To be done: Would you extract the whole listing below and retype it exactly?

Records shown:
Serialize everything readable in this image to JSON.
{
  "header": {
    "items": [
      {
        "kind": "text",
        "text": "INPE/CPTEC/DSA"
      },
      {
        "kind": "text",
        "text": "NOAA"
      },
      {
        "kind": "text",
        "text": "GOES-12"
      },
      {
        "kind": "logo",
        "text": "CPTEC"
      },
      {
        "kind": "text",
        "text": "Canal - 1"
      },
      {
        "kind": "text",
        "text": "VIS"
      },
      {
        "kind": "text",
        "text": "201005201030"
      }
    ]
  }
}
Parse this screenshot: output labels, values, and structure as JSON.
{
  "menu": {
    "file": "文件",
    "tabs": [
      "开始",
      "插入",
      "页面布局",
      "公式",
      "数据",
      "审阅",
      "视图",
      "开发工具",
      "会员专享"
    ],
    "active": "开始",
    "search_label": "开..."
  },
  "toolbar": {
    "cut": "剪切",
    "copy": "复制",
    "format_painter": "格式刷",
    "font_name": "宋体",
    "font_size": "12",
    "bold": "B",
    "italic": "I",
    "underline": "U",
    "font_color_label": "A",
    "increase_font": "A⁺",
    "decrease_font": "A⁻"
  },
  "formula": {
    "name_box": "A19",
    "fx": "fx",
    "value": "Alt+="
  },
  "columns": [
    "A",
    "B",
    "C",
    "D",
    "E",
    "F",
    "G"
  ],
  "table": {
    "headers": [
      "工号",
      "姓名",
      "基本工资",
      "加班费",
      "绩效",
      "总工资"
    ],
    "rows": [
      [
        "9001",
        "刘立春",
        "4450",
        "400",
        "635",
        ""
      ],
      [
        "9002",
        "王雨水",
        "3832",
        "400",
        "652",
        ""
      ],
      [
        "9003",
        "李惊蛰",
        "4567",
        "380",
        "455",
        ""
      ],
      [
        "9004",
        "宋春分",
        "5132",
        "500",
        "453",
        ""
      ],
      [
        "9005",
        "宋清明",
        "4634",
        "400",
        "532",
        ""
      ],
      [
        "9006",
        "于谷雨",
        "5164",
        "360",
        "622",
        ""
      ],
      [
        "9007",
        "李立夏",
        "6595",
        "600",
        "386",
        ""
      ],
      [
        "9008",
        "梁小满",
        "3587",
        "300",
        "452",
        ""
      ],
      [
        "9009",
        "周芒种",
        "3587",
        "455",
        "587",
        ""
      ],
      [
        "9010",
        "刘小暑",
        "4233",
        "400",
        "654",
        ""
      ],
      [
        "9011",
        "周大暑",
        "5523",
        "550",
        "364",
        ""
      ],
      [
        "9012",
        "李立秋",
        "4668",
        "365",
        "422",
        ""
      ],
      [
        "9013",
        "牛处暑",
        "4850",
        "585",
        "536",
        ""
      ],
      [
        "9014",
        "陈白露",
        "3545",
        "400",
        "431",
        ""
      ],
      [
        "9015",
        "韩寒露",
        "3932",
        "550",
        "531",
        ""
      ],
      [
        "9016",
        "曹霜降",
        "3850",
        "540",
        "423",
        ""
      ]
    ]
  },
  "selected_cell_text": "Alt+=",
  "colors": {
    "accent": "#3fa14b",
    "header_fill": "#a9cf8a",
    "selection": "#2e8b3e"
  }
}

Exercise output:
Serialize everything readable in this image to JSON.
{
  "header": {
    "items": [
      {
        "kind": "text",
        "text": "INPE/CPTEC/DSA"
      },
      {
        "kind": "text",
        "text": "NOAA"
      },
      {
        "kind": "text",
        "text": "GOES-12"
      },
      {
        "kind": "logo",
        "text": "CPTEC"
      },
      {
        "kind": "text",
        "text": "Canal - 1"
      },
      {
        "kind": "text",
        "text": "VIS"
      },
      {
        "kind": "text",
        "text": "201005201030"
      }
    ]
  }
}
Parse this screenshot: output labels, values, and structure as JSON.
{
  "menu": {
    "file": "文件",
    "tabs": [
      "开始",
      "插入",
      "页面布局",
      "公式",
      "数据",
      "审阅",
      "视图",
      "开发工具",
      "会员专享"
    ],
    "active": "开始",
    "search_label": "开..."
  },
  "toolbar": {
    "cut": "剪切",
    "copy": "复制",
    "format_painter": "格式刷",
    "font_name": "宋体",
    "font_size": "12",
    "bold": "B",
    "italic": "I",
    "underline": "U",
    "font_color_label": "A",
    "increase_font": "A⁺",
    "decrease_font": "A⁻"
  },
  "formula": {
    "name_box": "A19",
    "fx": "fx",
    "value": "Alt+="
  },
  "columns": [
    "A",
    "B",
    "C",
    "D",
    "E",
    "F",
    "G"
  ],
  "table": {
    "headers": [
      "工号",
      "姓名",
      "基本工资",
      "加班费",
      "绩效",
      "总工资"
    ],
    "rows": [
      [
        "9001",
        "刘立春",
        "4450",
        "400",
        "635",
        ""
      ],
      [
        "9002",
        "王雨水",
        "3832",
        "400",
        "652",
        ""
      ],
      [
        "9003",
        "李惊蛰",
        "4567",
        "380",
        "455",
        ""
      ],
      [
        "9004",
        "宋春分",
        "5132",
        "500",
        "453",
        ""
      ],
      [
        "9005",
        "宋清明",
        "4634",
        "400",
        "532",
        ""
      ],
      [
        "9006",
        "于谷雨",
        "5164",
        "360",
        "622",
        ""
      ],
      [
        "9007",
        "李立夏",
        "6595",
        "600",
        "386",
        ""
      ],
      [
        "9008",
        "梁小满",
        "3587",
        "300",
        "452",
        ""
      ],
      [
        "9009",
        "周芒种",
        "3587",
        "455",
        "587",
        ""
      ],
      [
        "9010",
        "刘小暑",
        "4233",
        "400",
        "654",
        ""
      ],
      [
        "9011",
        "周大暑",
        "5523",
        "550",
        "364",
        ""
      ],
      [
        "9012",
        "李立秋",
        "4668",
        "365",
        "422",
        ""
      ],
      [
        "9013",
        "牛处暑",
        "4850",
        "585",
        "536",
        ""
      ],
      [
        "9014",
        "陈白露",
        "3545",
        "400",
        "431",
        ""
      ],
      [
        "9015",
        "韩寒露",
        "3932",
        "550",
        "531",
        ""
      ],
      [
        "9016",
        "曹霜降",
        "3850",
        "540",
        "423",
        ""
      ]
    ]
  },
  "selected_cell_text": "Alt+=",
  "colors": {
    "accent": "#3fa14b",
    "header_fill": "#a9cf8a",
    "selection": "#2e8b3e"
  }
}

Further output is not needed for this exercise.